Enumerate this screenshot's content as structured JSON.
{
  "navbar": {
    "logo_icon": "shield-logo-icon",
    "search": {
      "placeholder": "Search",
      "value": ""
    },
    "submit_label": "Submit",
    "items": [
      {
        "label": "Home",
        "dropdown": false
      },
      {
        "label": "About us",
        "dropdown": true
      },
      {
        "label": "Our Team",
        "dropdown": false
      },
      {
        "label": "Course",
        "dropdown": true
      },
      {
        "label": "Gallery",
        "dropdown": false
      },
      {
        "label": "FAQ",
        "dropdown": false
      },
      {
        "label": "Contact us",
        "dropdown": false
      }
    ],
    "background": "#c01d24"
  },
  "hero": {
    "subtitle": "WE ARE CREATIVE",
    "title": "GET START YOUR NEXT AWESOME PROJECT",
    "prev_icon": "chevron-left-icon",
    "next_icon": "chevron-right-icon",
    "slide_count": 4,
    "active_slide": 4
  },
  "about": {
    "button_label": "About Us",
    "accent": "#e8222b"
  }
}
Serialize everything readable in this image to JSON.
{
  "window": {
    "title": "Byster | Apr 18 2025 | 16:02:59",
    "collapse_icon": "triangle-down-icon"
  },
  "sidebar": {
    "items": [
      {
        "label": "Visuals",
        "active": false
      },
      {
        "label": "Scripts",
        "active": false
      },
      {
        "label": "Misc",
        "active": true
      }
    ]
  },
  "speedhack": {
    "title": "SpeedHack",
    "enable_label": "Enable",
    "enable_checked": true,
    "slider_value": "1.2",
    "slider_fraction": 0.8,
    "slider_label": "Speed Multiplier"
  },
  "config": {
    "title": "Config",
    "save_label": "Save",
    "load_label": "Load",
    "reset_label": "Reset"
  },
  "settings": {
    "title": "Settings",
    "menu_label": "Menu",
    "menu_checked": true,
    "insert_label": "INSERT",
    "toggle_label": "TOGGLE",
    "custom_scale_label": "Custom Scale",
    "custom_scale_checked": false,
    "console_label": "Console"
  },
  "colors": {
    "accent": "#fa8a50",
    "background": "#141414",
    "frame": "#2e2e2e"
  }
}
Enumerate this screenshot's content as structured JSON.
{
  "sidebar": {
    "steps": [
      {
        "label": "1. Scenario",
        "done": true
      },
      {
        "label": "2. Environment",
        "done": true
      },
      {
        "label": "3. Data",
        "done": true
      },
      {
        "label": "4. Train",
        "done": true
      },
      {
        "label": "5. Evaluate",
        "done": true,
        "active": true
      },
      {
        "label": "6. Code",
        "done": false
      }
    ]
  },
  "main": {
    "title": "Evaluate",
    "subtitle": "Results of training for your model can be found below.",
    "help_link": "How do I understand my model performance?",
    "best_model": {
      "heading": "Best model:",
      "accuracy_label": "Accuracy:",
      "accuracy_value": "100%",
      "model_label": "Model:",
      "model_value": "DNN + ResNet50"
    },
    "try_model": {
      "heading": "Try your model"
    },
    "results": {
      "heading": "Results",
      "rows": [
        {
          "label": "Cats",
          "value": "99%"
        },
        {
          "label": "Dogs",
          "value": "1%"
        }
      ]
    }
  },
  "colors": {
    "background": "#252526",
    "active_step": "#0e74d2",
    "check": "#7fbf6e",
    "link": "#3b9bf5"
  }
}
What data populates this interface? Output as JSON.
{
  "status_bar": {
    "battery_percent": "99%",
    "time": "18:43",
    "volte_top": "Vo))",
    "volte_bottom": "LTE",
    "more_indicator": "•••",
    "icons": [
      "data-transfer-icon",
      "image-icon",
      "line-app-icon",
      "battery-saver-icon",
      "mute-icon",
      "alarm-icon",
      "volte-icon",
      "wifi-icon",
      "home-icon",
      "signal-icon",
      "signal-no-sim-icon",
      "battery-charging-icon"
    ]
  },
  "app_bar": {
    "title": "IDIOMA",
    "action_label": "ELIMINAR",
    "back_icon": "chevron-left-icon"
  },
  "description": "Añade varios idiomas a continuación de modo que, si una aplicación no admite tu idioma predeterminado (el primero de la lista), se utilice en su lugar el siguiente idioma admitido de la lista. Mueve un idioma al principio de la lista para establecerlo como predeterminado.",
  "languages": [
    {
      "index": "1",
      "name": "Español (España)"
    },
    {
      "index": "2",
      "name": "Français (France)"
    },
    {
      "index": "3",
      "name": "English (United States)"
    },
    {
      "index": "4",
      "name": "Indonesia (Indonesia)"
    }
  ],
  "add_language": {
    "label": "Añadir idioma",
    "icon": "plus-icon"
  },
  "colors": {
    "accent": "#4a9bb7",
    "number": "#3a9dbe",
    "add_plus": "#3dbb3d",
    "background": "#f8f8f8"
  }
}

----

**SET TASK**
Please output the entries above, every line exactly as it reads.

**TASK RESPONSE**
Enumerate this screenshot's content as structured JSON.
{
  "navbar": {
    "logo_icon": "shield-logo-icon",
    "search": {
      "placeholder": "Search",
      "value": ""
    },
    "submit_label": "Submit",
    "items": [
      {
        "label": "Home",
        "dropdown": false
      },
      {
        "label": "About us",
        "dropdown": true
      },
      {
        "label": "Our Team",
        "dropdown": false
      },
      {
        "label": "Course",
        "dropdown": true
      },
      {
        "label": "Gallery",
        "dropdown": false
      },
      {
        "label": "FAQ",
        "dropdown": false
      },
      {
        "label": "Contact us",
        "dropdown": false
      }
    ],
    "background": "#c01d24"
  },
  "hero": {
    "subtitle": "WE ARE CREATIVE",
    "title": "GET START YOUR NEXT AWESOME PROJECT",
    "prev_icon": "chevron-left-icon",
    "next_icon": "chevron-right-icon",
    "slide_count": 4,
    "active_slide": 4
  },
  "about": {
    "button_label": "About Us",
    "accent": "#e8222b"
  }
}
Serialize everything readable in this image to JSON.
{
  "window": {
    "title": "Byster | Apr 18 2025 | 16:02:59",
    "collapse_icon": "triangle-down-icon"
  },
  "sidebar": {
    "items": [
      {
        "label": "Visuals",
        "active": false
      },
      {
        "label": "Scripts",
        "active": false
      },
      {
        "label": "Misc",
        "active": true
      }
    ]
  },
  "speedhack": {
    "title": "SpeedHack",
    "enable_label": "Enable",
    "enable_checked": true,
    "slider_value": "1.2",
    "slider_fraction": 0.8,
    "slider_label": "Speed Multiplier"
  },
  "config": {
    "title": "Config",
    "save_label": "Save",
    "load_label": "Load",
    "reset_label": "Reset"
  },
  "settings": {
    "title": "Settings",
    "menu_label": "Menu",
    "menu_checked": true,
    "insert_label": "INSERT",
    "toggle_label": "TOGGLE",
    "custom_scale_label": "Custom Scale",
    "custom_scale_checked": false,
    "console_label": "Console"
  },
  "colors": {
    "accent": "#fa8a50",
    "background": "#141414",
    "frame": "#2e2e2e"
  }
}
Enumerate this screenshot's content as structured JSON.
{
  "sidebar": {
    "steps": [
      {
        "label": "1. Scenario",
        "done": true
      },
      {
        "label": "2. Environment",
        "done": true
      },
      {
        "label": "3. Data",
        "done": true
      },
      {
        "label": "4. Train",
        "done": true
      },
      {
        "label": "5. Evaluate",
        "done": true,
        "active": true
      },
      {
        "label": "6. Code",
        "done": false
      }
    ]
  },
  "main": {
    "title": "Evaluate",
    "subtitle": "Results of training for your model can be found below.",
    "help_link": "How do I understand my model performance?",
    "best_model": {
      "heading": "Best model:",
      "accuracy_label": "Accuracy:",
      "accuracy_value": "100%",
      "model_label": "Model:",
      "model_value": "DNN + ResNet50"
    },
    "try_model": {
      "heading": "Try your model"
    },
    "results": {
      "heading": "Results",
      "rows": [
        {
          "label": "Cats",
          "value": "99%"
        },
        {
          "label": "Dogs",
          "value": "1%"
        }
      ]
    }
  },
  "colors": {
    "background": "#252526",
    "active_step": "#0e74d2",
    "check": "#7fbf6e",
    "link": "#3b9bf5"
  }
}
What data populates this interface? Output as JSON.
{
  "status_bar": {
    "battery_percent": "99%",
    "time": "18:43",
    "volte_top": "Vo))",
    "volte_bottom": "LTE",
    "more_indicator": "•••",
    "icons": [
      "data-transfer-icon",
      "image-icon",
      "line-app-icon",
      "battery-saver-icon",
      "mute-icon",
      "alarm-icon",
      "volte-icon",
      "wifi-icon",
      "home-icon",
      "signal-icon",
      "signal-no-sim-icon",
      "battery-charging-icon"
    ]
  },
  "app_bar": {
    "title": "IDIOMA",
    "action_label": "ELIMINAR",
    "back_icon": "chevron-left-icon"
  },
  "description": "Añade varios idiomas a continuación de modo que, si una aplicación no admite tu idioma predeterminado (el primero de la lista), se utilice en su lugar el siguiente idioma admitido de la lista. Mueve un idioma al principio de la lista para establecerlo como predeterminado.",
  "languages": [
    {
      "index": "1",
      "name": "Español (España)"
    },
    {
      "index": "2",
      "name": "Français (France)"
    },
    {
      "index": "3",
      "name": "English (United States)"
    },
    {
      "index": "4",
      "name": "Indonesia (Indonesia)"
    }
  ],
  "add_language": {
    "label": "Añadir idioma",
    "icon": "plus-icon"
  },
  "colors": {
    "accent": "#4a9bb7",
    "number": "#3a9dbe",
    "add_plus": "#3dbb3d",
    "background": "#f8f8f8"
  }
}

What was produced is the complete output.